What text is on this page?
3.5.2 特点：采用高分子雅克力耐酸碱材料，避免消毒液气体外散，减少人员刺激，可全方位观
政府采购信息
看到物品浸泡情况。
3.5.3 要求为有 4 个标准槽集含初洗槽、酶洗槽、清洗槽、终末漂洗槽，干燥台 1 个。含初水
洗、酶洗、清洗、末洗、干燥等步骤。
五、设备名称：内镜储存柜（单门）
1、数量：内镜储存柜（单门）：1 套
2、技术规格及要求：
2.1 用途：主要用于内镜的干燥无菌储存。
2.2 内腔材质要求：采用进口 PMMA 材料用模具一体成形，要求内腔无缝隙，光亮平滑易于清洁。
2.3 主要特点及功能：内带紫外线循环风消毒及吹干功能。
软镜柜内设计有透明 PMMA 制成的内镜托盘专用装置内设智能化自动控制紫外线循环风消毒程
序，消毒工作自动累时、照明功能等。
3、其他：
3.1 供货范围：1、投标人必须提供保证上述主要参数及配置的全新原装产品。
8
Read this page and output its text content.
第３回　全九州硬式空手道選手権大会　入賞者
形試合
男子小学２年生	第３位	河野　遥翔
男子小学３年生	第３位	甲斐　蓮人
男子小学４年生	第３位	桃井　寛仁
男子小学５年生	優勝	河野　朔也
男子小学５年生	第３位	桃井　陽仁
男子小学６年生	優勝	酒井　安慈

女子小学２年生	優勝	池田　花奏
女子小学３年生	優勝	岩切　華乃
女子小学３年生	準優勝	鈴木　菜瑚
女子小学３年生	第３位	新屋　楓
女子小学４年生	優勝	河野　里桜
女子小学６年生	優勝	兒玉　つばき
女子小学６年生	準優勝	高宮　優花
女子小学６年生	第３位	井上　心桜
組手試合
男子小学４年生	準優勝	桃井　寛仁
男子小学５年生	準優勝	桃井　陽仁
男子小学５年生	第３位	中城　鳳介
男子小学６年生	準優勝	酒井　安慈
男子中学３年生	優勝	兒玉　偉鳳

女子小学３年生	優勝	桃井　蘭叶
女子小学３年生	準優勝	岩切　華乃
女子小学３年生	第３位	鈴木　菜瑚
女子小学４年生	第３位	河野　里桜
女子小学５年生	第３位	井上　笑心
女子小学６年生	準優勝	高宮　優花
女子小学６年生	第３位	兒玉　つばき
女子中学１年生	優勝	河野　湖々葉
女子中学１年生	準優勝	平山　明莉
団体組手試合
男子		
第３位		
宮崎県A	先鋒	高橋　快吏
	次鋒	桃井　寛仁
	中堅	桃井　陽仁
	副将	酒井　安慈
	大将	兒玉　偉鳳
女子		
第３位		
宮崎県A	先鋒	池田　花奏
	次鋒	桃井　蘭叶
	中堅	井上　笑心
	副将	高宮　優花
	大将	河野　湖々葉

> TASK DESCRIPTION:
Report the number of lines in the entries above that include the string "this". Give nothing but the number.

> EXERCISE RESULT:
2